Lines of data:
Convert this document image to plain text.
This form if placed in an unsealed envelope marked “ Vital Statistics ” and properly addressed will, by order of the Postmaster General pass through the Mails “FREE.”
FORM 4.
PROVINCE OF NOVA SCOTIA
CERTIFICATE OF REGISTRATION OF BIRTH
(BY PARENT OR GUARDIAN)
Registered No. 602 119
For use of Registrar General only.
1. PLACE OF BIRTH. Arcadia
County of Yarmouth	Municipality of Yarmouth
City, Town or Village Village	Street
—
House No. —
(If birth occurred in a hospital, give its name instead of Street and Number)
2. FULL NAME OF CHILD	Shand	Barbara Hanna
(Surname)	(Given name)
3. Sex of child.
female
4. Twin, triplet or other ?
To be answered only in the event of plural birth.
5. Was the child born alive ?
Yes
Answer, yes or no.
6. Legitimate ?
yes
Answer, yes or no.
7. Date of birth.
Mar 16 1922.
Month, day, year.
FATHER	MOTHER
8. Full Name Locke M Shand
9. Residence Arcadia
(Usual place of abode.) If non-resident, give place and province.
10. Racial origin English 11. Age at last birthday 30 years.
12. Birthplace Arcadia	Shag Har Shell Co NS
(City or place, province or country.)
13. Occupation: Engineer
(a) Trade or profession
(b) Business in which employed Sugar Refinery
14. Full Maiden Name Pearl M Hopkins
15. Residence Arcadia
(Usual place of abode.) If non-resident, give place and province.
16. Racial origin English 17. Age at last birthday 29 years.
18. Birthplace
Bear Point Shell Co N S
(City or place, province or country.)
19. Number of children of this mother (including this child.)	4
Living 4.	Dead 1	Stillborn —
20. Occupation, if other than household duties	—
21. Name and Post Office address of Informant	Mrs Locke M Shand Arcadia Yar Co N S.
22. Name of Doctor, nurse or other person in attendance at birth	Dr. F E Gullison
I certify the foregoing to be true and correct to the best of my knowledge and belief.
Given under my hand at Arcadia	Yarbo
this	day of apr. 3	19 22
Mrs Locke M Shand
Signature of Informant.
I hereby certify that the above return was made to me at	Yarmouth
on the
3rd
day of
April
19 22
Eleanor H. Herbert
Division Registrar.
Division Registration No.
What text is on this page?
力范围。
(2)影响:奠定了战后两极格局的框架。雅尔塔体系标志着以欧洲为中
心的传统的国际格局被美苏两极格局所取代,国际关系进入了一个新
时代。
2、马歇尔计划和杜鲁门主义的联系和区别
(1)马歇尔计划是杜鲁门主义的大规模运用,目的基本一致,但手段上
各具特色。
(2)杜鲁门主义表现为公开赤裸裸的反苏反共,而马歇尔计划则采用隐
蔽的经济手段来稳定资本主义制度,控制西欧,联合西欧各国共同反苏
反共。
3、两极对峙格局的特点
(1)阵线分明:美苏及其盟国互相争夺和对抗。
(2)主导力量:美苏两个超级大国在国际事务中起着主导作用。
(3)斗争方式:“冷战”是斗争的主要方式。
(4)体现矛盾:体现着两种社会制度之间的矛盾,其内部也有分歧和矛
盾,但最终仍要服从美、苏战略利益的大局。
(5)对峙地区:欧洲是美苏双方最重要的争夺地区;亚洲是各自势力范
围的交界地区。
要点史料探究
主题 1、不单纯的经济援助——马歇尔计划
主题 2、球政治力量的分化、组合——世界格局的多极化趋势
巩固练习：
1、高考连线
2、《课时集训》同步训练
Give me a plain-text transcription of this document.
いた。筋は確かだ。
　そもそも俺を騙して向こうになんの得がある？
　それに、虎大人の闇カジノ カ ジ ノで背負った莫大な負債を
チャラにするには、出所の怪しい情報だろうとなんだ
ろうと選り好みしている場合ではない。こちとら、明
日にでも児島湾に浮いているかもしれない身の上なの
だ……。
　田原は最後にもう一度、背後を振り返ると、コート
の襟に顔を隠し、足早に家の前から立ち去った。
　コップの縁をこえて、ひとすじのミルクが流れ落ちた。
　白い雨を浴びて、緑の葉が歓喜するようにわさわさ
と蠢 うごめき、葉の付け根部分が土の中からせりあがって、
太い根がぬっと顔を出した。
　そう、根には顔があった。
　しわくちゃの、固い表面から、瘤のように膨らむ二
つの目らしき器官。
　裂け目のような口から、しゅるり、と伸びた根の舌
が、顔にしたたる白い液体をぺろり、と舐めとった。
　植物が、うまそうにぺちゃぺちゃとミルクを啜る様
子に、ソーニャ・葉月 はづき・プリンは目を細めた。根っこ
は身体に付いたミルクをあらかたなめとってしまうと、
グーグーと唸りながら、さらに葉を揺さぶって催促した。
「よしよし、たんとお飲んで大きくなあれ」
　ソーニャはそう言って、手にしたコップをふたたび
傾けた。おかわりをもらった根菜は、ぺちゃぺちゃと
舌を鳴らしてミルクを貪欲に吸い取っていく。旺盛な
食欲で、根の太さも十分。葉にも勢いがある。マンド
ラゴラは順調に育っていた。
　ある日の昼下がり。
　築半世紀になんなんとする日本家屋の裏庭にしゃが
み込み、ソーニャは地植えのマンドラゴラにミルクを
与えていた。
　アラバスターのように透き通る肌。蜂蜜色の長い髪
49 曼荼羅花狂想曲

- _Stated goal_: Write out every line of the data that holds the word "Number".

- _Solution to the problem_:
(If birth occurred in a hospital, give its name instead of Street and Number)
19. Number of children of this mother (including this child.)	4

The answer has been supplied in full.